• [THE PROBLEM]
Select every line holding the word "Neary" and copy it.

• [RECORDS SUPPLIED]
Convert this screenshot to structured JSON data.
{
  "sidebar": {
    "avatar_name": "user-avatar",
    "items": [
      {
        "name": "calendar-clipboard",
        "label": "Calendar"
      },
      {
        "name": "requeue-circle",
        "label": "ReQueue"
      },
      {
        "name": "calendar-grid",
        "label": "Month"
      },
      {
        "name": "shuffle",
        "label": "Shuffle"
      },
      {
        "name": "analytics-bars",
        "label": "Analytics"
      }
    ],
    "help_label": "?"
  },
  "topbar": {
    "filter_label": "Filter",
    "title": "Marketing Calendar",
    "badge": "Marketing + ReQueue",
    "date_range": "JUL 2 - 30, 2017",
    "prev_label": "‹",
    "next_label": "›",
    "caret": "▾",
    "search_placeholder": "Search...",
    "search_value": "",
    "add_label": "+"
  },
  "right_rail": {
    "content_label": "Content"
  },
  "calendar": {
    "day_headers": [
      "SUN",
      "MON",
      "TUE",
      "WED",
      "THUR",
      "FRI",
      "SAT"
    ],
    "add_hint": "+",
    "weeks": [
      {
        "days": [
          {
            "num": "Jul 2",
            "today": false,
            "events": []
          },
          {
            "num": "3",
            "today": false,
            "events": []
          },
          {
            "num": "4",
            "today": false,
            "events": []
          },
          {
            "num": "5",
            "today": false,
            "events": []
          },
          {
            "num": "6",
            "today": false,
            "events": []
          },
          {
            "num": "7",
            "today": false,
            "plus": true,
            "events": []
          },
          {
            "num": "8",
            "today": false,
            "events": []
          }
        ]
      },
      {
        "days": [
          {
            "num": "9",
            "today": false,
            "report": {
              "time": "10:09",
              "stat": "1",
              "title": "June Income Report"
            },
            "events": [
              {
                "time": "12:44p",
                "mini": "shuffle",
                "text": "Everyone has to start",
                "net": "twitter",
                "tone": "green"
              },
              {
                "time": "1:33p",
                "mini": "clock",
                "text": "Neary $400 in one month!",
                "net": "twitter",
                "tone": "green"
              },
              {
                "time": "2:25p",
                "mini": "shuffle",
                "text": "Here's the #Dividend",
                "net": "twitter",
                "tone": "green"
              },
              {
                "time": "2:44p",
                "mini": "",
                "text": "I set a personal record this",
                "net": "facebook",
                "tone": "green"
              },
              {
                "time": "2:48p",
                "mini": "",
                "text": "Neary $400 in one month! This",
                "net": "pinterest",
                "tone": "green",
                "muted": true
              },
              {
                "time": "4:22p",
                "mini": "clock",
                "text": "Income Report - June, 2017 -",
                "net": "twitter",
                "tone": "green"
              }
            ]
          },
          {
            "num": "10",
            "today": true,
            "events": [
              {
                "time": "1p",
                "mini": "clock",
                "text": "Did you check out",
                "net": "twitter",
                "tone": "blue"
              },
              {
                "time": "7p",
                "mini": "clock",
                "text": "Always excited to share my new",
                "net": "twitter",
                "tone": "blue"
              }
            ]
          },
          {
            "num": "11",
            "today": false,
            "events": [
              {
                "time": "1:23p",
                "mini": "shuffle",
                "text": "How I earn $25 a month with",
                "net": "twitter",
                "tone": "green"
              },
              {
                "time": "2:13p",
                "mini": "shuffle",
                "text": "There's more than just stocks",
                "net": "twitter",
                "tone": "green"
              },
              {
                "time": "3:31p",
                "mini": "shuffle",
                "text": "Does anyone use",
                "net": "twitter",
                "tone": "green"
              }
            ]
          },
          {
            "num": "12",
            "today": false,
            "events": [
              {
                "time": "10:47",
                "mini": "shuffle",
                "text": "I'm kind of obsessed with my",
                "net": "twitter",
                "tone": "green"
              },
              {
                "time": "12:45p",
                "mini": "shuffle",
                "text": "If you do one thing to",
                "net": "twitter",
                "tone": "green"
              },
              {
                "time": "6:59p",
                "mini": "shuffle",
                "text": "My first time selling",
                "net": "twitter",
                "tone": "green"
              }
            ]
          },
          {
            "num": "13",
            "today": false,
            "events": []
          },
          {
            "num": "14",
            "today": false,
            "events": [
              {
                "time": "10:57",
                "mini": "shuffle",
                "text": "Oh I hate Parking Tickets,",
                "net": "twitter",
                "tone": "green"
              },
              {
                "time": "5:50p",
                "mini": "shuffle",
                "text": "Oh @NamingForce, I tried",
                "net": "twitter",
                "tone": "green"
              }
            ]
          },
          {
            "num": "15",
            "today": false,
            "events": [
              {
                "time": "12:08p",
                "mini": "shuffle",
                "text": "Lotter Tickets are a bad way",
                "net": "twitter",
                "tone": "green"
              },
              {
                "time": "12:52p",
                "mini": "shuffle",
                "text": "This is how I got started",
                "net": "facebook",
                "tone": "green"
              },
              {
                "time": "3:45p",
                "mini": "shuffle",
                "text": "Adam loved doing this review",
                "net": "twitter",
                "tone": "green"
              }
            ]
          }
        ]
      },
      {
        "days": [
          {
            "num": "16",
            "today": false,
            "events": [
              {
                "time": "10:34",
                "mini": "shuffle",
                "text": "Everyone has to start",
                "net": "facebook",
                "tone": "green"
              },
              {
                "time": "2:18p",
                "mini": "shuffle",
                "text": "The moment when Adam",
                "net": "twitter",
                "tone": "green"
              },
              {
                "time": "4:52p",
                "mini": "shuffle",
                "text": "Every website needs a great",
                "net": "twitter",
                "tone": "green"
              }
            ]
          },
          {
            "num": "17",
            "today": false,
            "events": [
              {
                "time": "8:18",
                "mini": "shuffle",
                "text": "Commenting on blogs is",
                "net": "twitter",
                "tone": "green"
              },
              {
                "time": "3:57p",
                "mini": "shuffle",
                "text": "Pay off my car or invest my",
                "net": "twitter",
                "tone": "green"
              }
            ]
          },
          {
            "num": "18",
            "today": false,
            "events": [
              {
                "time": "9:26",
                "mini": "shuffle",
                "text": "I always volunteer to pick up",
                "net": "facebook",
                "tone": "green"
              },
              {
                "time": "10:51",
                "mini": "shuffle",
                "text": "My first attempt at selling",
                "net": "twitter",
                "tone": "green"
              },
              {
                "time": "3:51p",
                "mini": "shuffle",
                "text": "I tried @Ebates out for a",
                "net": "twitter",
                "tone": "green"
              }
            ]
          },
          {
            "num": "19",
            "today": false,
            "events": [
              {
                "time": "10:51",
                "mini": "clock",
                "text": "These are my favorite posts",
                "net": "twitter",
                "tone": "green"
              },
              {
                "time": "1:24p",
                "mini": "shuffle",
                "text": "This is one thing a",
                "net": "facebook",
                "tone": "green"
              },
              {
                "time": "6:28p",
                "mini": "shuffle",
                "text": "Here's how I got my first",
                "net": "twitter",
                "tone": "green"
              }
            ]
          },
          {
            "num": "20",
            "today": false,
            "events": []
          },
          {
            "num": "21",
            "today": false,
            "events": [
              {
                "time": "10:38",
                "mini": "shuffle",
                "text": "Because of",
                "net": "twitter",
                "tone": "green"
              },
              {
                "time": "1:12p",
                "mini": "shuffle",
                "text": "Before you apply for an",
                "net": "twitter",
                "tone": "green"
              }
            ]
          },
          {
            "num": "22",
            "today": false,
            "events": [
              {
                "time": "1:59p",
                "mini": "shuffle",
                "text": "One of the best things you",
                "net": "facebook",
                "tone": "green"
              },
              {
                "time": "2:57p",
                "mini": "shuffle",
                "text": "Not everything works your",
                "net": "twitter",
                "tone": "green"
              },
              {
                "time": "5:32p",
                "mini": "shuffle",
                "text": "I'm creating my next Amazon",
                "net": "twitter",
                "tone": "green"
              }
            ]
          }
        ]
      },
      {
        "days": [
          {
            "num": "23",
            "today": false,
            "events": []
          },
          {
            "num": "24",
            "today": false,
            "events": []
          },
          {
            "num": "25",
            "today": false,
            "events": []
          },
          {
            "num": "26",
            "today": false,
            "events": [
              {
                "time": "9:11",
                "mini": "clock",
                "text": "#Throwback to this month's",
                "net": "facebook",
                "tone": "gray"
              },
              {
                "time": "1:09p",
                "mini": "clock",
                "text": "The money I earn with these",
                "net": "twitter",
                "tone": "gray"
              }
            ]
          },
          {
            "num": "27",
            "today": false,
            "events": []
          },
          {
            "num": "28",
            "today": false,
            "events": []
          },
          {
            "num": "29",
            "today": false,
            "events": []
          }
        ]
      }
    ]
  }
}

• [TASK OUTPUT]
                "text": "Neary $400 in one month!",
                "text": "Neary $400 in one month! This",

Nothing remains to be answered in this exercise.